■ **THE PROBLEM**
Reproduce the data exactly.

■ **STORED ROWS**
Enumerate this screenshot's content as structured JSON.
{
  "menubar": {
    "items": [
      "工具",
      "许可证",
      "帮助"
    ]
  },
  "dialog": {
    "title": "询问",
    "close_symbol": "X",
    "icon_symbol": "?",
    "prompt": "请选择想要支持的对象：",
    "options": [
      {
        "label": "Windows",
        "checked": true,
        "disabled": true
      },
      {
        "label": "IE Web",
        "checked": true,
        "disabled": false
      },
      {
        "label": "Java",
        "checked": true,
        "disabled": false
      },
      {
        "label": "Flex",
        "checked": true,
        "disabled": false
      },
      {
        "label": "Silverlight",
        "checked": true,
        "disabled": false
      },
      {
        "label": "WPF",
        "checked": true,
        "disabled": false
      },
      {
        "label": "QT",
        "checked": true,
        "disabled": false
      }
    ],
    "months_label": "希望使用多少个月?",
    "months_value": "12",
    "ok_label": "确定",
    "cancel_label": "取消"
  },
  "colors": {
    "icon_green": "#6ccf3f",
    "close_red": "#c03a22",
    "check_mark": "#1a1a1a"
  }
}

■ **RESPONSE**
Enumerate this screenshot's content as structured JSON.
{
  "menubar": {
    "items": [
      "工具",
      "许可证",
      "帮助"
    ]
  },
  "dialog": {
    "title": "询问",
    "close_symbol": "X",
    "icon_symbol": "?",
    "prompt": "请选择想要支持的对象：",
    "options": [
      {
        "label": "Windows",
        "checked": true,
        "disabled": true
      },
      {
        "label": "IE Web",
        "checked": true,
        "disabled": false
      },
      {
        "label": "Java",
        "checked": true,
        "disabled": false
      },
      {
        "label": "Flex",
        "checked": true,
        "disabled": false
      },
      {
        "label": "Silverlight",
        "checked": true,
        "disabled": false
      },
      {
        "label": "WPF",
        "checked": true,
        "disabled": false
      },
      {
        "label": "QT",
        "checked": true,
        "disabled": false
      }
    ],
    "months_label": "希望使用多少个月?",
    "months_value": "12",
    "ok_label": "确定",
    "cancel_label": "取消"
  },
  "colors": {
    "icon_green": "#6ccf3f",
    "close_red": "#c03a22",
    "check_mark": "#1a1a1a"
  }
}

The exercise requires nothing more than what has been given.